## SET TASKS:
1. Please output the glider text from "Thermal soaring uses" to "a discus throw." without changing a word.
2. Which airframe materials does the glider text name?

## TEXT EXTRACT:
Slope aerobatics involves flying aerobatic figures and sequences on the slope with gliders that have been optimized for aerobatic flight. These gliders typically using airfoils that allow identical upright and inverted performance, as well as unique fuselage shapes that permit some amount of sustained knife edge flight. Most gliders feature three axes of control (aileron, elevator, and rudder), and often use flaperons to extend the capabilities of the airfoils for maximum aerobatic performance. Some of the most advanced slope aerobatics gliders feature all-moving elevators and rudders capable of 180* rotation, allowing them to perform "flips" around the pitch or yaw axis, respectively. Airframes are constructed of any material, with wood, fiberglass and/or carbon fiber being preferred for gliders intended for precision aerobatics, and EPP (expanded polypropylene) being popular for low altitude aerobatics where interactions with the ground - like wingtip and/or inverted fin drags, or touch-and-goes off of obstacles - are commonly performed and desired.

Thermal soaring edit

Thermal soaring uses columns of warm, rising air called thermals to provide lift for a glider. Thermal soaring gliders are normally launched with a bungee cord catapult, a winch or towed by a powered model aircraft. A discus launch glider (DLG) is simply launched into the air with a spinning motion much like a discus throw.

Thermal soaring is often combined with slope soaring. Thermals from elsewhere can drift in over the hill to combine with the hill lift or they can be formed by the hill itself, if the slope is angled to the sun causing the slope to heat up faster than in the surrounding areas. The resulting warm air will then flow upwards pulling in air from the valley below, causing a wind up the slope. The lift is thus a combination of ridge lift and thermal. This has produced a new term, "slermal", to describe the mixture of both slope lift and thermal activity coming up the hill face.

F3J edit

F3J is one of many competition categories for model and full scale aircraft that are defined by the Fédération Aéronautique Internationale (FAI). F3J is a man on man thermal soaring competition undertaken on a flat field site (ideally 1–2 miles from workable slope lift). Models are launched by a monofilament tow line, pulled by two towers who run with the line or a pulley. The method is similar to winch launching without any electrical equipment required. A group typically of from 6 to 10 pilots try to fly for as long as possible within a 10-minute period of time (known as a slot). Within the slot time they have to launch the glider, fly for as long as possible and land as close as they can to a predetermined spot, without overflying the end of the slot time. If the nose of the model comes to rest on the centre of the landing spot then 100 landing points are scored. Landing points are reduced by 1 point every 20 cm from the center of the landing circle. A combination of the flying time (as a percentage of the longest flight within the slot) and precision landing makes up scoring. A maximum of 1000 points is awarded to the winner of each group. Overflying the slot time results in a penalty and the withdrawal of any landing points bonus.

## RAW DATA:
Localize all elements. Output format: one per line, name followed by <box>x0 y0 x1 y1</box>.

## RESPONSES:
1.
Thermal soaring uses columns of warm, rising air called thermals to provide lift for a glider. Thermal soaring gliders are normally launched with a bungee cord catapult, a winch or towed by a powered model aircraft. A discus launch glider (DLG) is simply launched into the air with a spinning motion much like a discus throw.

2.
Wood
Fiberglass
Carbon fiber
EPP (expanded polypropylene)